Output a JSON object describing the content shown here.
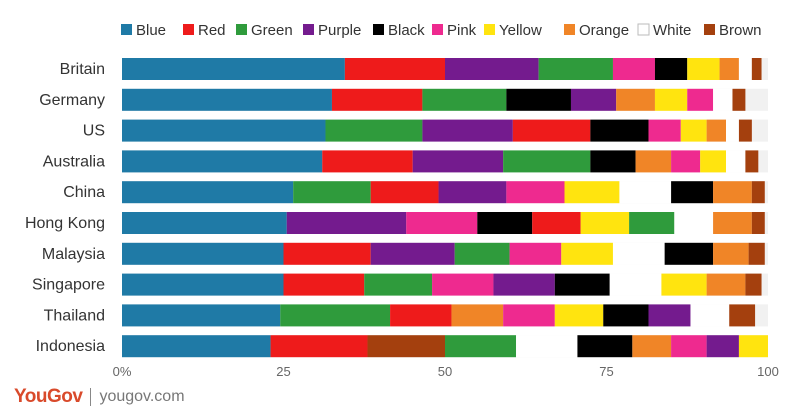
{
  "chart_data": {
    "type": "bar",
    "orientation": "horizontal",
    "stacked": true,
    "title": "",
    "xlabel": "",
    "ylabel": "",
    "xlim": [
      0,
      100
    ],
    "x_ticks": [
      0,
      25,
      50,
      75,
      100
    ],
    "x_tick_labels": [
      "0%",
      "25",
      "50",
      "75",
      "100"
    ],
    "legend_position": "top",
    "grid": false,
    "categories": [
      "Britain",
      "Germany",
      "US",
      "Australia",
      "China",
      "Hong Kong",
      "Malaysia",
      "Singapore",
      "Thailand",
      "Indonesia"
    ],
    "rows": [
      {
        "segments": [
          [
            "Blue",
            34.5
          ],
          [
            "Red",
            15.5
          ],
          [
            "Purple",
            14.5
          ],
          [
            "Green",
            11.5
          ],
          [
            "Pink",
            6.5
          ],
          [
            "Black",
            5
          ],
          [
            "Yellow",
            5
          ],
          [
            "Orange",
            3
          ],
          [
            "White",
            2
          ],
          [
            "Brown",
            1.5
          ]
        ]
      },
      {
        "segments": [
          [
            "Blue",
            32.5
          ],
          [
            "Red",
            14
          ],
          [
            "Green",
            13
          ],
          [
            "Black",
            10
          ],
          [
            "Purple",
            7
          ],
          [
            "Orange",
            6
          ],
          [
            "Yellow",
            5
          ],
          [
            "Pink",
            4
          ],
          [
            "White",
            3
          ],
          [
            "Brown",
            2
          ]
        ]
      },
      {
        "segments": [
          [
            "Blue",
            31.5
          ],
          [
            "Green",
            15
          ],
          [
            "Purple",
            14
          ],
          [
            "Red",
            12
          ],
          [
            "Black",
            9
          ],
          [
            "Pink",
            5
          ],
          [
            "Yellow",
            4
          ],
          [
            "Orange",
            3
          ],
          [
            "White",
            2
          ],
          [
            "Brown",
            2
          ]
        ]
      },
      {
        "segments": [
          [
            "Blue",
            31
          ],
          [
            "Red",
            14
          ],
          [
            "Purple",
            14
          ],
          [
            "Green",
            13.5
          ],
          [
            "Black",
            7
          ],
          [
            "Orange",
            5.5
          ],
          [
            "Pink",
            4.5
          ],
          [
            "Yellow",
            4
          ],
          [
            "White",
            3
          ],
          [
            "Brown",
            2
          ]
        ]
      },
      {
        "segments": [
          [
            "Blue",
            26.5
          ],
          [
            "Green",
            12
          ],
          [
            "Red",
            10.5
          ],
          [
            "Purple",
            10.5
          ],
          [
            "Pink",
            9
          ],
          [
            "Yellow",
            8.5
          ],
          [
            "White",
            8
          ],
          [
            "Black",
            6.5
          ],
          [
            "Orange",
            6
          ],
          [
            "Brown",
            2
          ]
        ]
      },
      {
        "segments": [
          [
            "Blue",
            25.5
          ],
          [
            "Purple",
            18.5
          ],
          [
            "Pink",
            11
          ],
          [
            "Black",
            8.5
          ],
          [
            "Red",
            7.5
          ],
          [
            "Yellow",
            7.5
          ],
          [
            "Green",
            7
          ],
          [
            "White",
            6
          ],
          [
            "Orange",
            6
          ],
          [
            "Brown",
            2
          ]
        ]
      },
      {
        "segments": [
          [
            "Blue",
            25
          ],
          [
            "Red",
            13.5
          ],
          [
            "Purple",
            13
          ],
          [
            "Green",
            8.5
          ],
          [
            "Pink",
            8
          ],
          [
            "Yellow",
            8
          ],
          [
            "White",
            8
          ],
          [
            "Black",
            7.5
          ],
          [
            "Orange",
            5.5
          ],
          [
            "Brown",
            2.5
          ]
        ]
      },
      {
        "segments": [
          [
            "Blue",
            25
          ],
          [
            "Red",
            12.5
          ],
          [
            "Green",
            10.5
          ],
          [
            "Pink",
            9.5
          ],
          [
            "Purple",
            9.5
          ],
          [
            "Black",
            8.5
          ],
          [
            "White",
            8
          ],
          [
            "Yellow",
            7
          ],
          [
            "Orange",
            6
          ],
          [
            "Brown",
            2.5
          ]
        ]
      },
      {
        "segments": [
          [
            "Blue",
            24.5
          ],
          [
            "Green",
            17
          ],
          [
            "Red",
            9.5
          ],
          [
            "Orange",
            8
          ],
          [
            "Pink",
            8
          ],
          [
            "Yellow",
            7.5
          ],
          [
            "Black",
            7
          ],
          [
            "Purple",
            6.5
          ],
          [
            "White",
            6
          ],
          [
            "Brown",
            4
          ]
        ]
      },
      {
        "segments": [
          [
            "Blue",
            23
          ],
          [
            "Red",
            15
          ],
          [
            "Brown",
            12
          ],
          [
            "Green",
            11
          ],
          [
            "White",
            9.5
          ],
          [
            "Black",
            8.5
          ],
          [
            "Orange",
            6
          ],
          [
            "Pink",
            5.5
          ],
          [
            "Purple",
            5
          ],
          [
            "Yellow",
            4.5
          ]
        ]
      }
    ],
    "legend": [
      "Blue",
      "Red",
      "Green",
      "Purple",
      "Black",
      "Pink",
      "Yellow",
      "Orange",
      "White",
      "Brown"
    ],
    "colors": {
      "Blue": "#1f7aa6",
      "Red": "#ee1b1b",
      "Green": "#2f9b3c",
      "Purple": "#741b8e",
      "Black": "#000000",
      "Pink": "#ee2a8f",
      "Yellow": "#ffe40f",
      "Orange": "#f08527",
      "White": "#ffffff",
      "Brown": "#a4400e"
    },
    "track_color": "#f1f1f1"
  },
  "footer": {
    "brand": "YouGov",
    "site": "yougov.com"
  }
}
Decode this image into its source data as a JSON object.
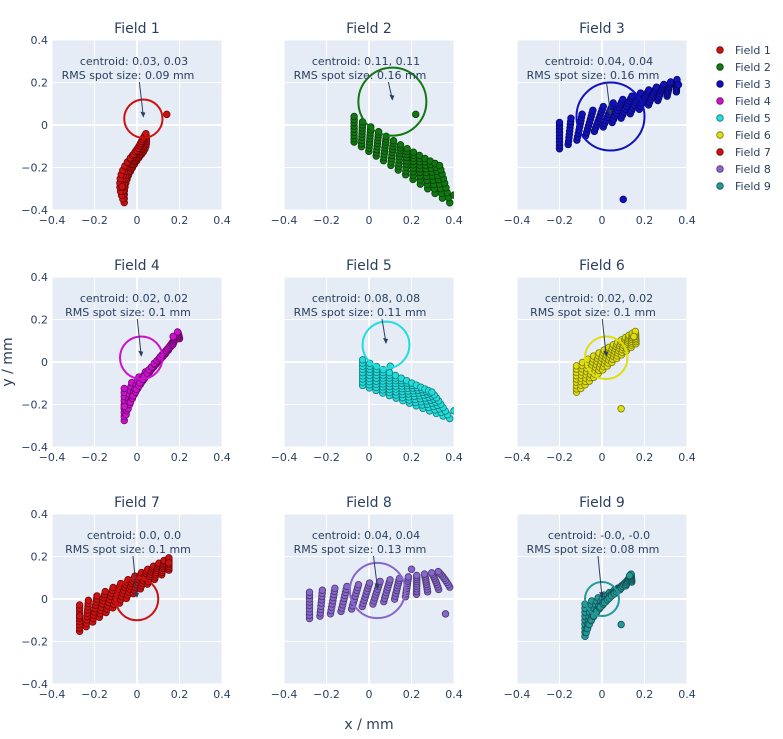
● ● ●
#### OBJECTIVE
Omit every image. Quote each record exactly.

#### RESPONSE
Output a JSON object describing the content shown here.
{
  "chart_data": {
    "type": "bar",
    "orientation": "horizontal",
    "stacked": true,
    "title": "",
    "xlabel": "",
    "ylabel": "",
    "xlim": [
      0,
      100
    ],
    "x_ticks": [
      0,
      25,
      50,
      75,
      100
    ],
    "x_tick_labels": [
      "0%",
      "25",
      "50",
      "75",
      "100"
    ],
    "legend_position": "top",
    "grid": false,
    "categories": [
      "Britain",
      "Germany",
      "US",
      "Australia",
      "China",
      "Hong Kong",
      "Malaysia",
      "Singapore",
      "Thailand",
      "Indonesia"
    ],
    "rows": [
      {
        "segments": [
          [
            "Blue",
            34.5
          ],
          [
            "Red",
            15.5
          ],
          [
            "Purple",
            14.5
          ],
          [
            "Green",
            11.5
          ],
          [
            "Pink",
            6.5
          ],
          [
            "Black",
            5
          ],
          [
            "Yellow",
            5
          ],
          [
            "Orange",
            3
          ],
          [
            "White",
            2
          ],
          [
            "Brown",
            1.5
          ]
        ]
      },
      {
        "segments": [
          [
            "Blue",
            32.5
          ],
          [
            "Red",
            14
          ],
          [
            "Green",
            13
          ],
          [
            "Black",
            10
          ],
          [
            "Purple",
            7
          ],
          [
            "Orange",
            6
          ],
          [
            "Yellow",
            5
          ],
          [
            "Pink",
            4
          ],
          [
            "White",
            3
          ],
          [
            "Brown",
            2
          ]
        ]
      },
      {
        "segments": [
          [
            "Blue",
            31.5
          ],
          [
            "Green",
            15
          ],
          [
            "Purple",
            14
          ],
          [
            "Red",
            12
          ],
          [
            "Black",
            9
          ],
          [
            "Pink",
            5
          ],
          [
            "Yellow",
            4
          ],
          [
            "Orange",
            3
          ],
          [
            "White",
            2
          ],
          [
            "Brown",
            2
          ]
        ]
      },
      {
        "segments": [
          [
            "Blue",
            31
          ],
          [
            "Red",
            14
          ],
          [
            "Purple",
            14
          ],
          [
            "Green",
            13.5
          ],
          [
            "Black",
            7
          ],
          [
            "Orange",
            5.5
          ],
          [
            "Pink",
            4.5
          ],
          [
            "Yellow",
            4
          ],
          [
            "White",
            3
          ],
          [
            "Brown",
            2
          ]
        ]
      },
      {
        "segments": [
          [
            "Blue",
            26.5
          ],
          [
            "Green",
            12
          ],
          [
            "Red",
            10.5
          ],
          [
            "Purple",
            10.5
          ],
          [
            "Pink",
            9
          ],
          [
            "Yellow",
            8.5
          ],
          [
            "White",
            8
          ],
          [
            "Black",
            6.5
          ],
          [
            "Orange",
            6
          ],
          [
            "Brown",
            2
          ]
        ]
      },
      {
        "segments": [
          [
            "Blue",
            25.5
          ],
          [
            "Purple",
            18.5
          ],
          [
            "Pink",
            11
          ],
          [
            "Black",
            8.5
          ],
          [
            "Red",
            7.5
          ],
          [
            "Yellow",
            7.5
          ],
          [
            "Green",
            7
          ],
          [
            "White",
            6
          ],
          [
            "Orange",
            6
          ],
          [
            "Brown",
            2
          ]
        ]
      },
      {
        "segments": [
          [
            "Blue",
            25
          ],
          [
            "Red",
            13.5
          ],
          [
            "Purple",
            13
          ],
          [
            "Green",
            8.5
          ],
          [
            "Pink",
            8
          ],
          [
            "Yellow",
            8
          ],
          [
            "White",
            8
          ],
          [
            "Black",
            7.5
          ],
          [
            "Orange",
            5.5
          ],
          [
            "Brown",
            2.5
          ]
        ]
      },
      {
        "segments": [
          [
            "Blue",
            25
          ],
          [
            "Red",
            12.5
          ],
          [
            "Green",
            10.5
          ],
          [
            "Pink",
            9.5
          ],
          [
            "Purple",
            9.5
          ],
          [
            "Black",
            8.5
          ],
          [
            "White",
            8
          ],
          [
            "Yellow",
            7
          ],
          [
            "Orange",
            6
          ],
          [
            "Brown",
            2.5
          ]
        ]
      },
      {
        "segments": [
          [
            "Blue",
            24.5
          ],
          [
            "Green",
            17
          ],
          [
            "Red",
            9.5
          ],
          [
            "Orange",
            8
          ],
          [
            "Pink",
            8
          ],
          [
            "Yellow",
            7.5
          ],
          [
            "Black",
            7
          ],
          [
            "Purple",
            6.5
          ],
          [
            "White",
            6
          ],
          [
            "Brown",
            4
          ]
        ]
      },
      {
        "segments": [
          [
            "Blue",
            23
          ],
          [
            "Red",
            15
          ],
          [
            "Brown",
            12
          ],
          [
            "Green",
            11
          ],
          [
            "White",
            9.5
          ],
          [
            "Black",
            8.5
          ],
          [
            "Orange",
            6
          ],
          [
            "Pink",
            5.5
          ],
          [
            "Purple",
            5
          ],
          [
            "Yellow",
            4.5
          ]
        ]
      }
    ],
    "legend": [
      "Blue",
      "Red",
      "Green",
      "Purple",
      "Black",
      "Pink",
      "Yellow",
      "Orange",
      "White",
      "Brown"
    ],
    "colors": {
      "Blue": "#1f7aa6",
      "Red": "#ee1b1b",
      "Green": "#2f9b3c",
      "Purple": "#741b8e",
      "Black": "#000000",
      "Pink": "#ee2a8f",
      "Yellow": "#ffe40f",
      "Orange": "#f08527",
      "White": "#ffffff",
      "Brown": "#a4400e"
    },
    "track_color": "#f1f1f1"
  },
  "footer": {
    "brand": "YouGov",
    "site": "yougov.com"
  }
}
Decode this image into its source data as a JSON object.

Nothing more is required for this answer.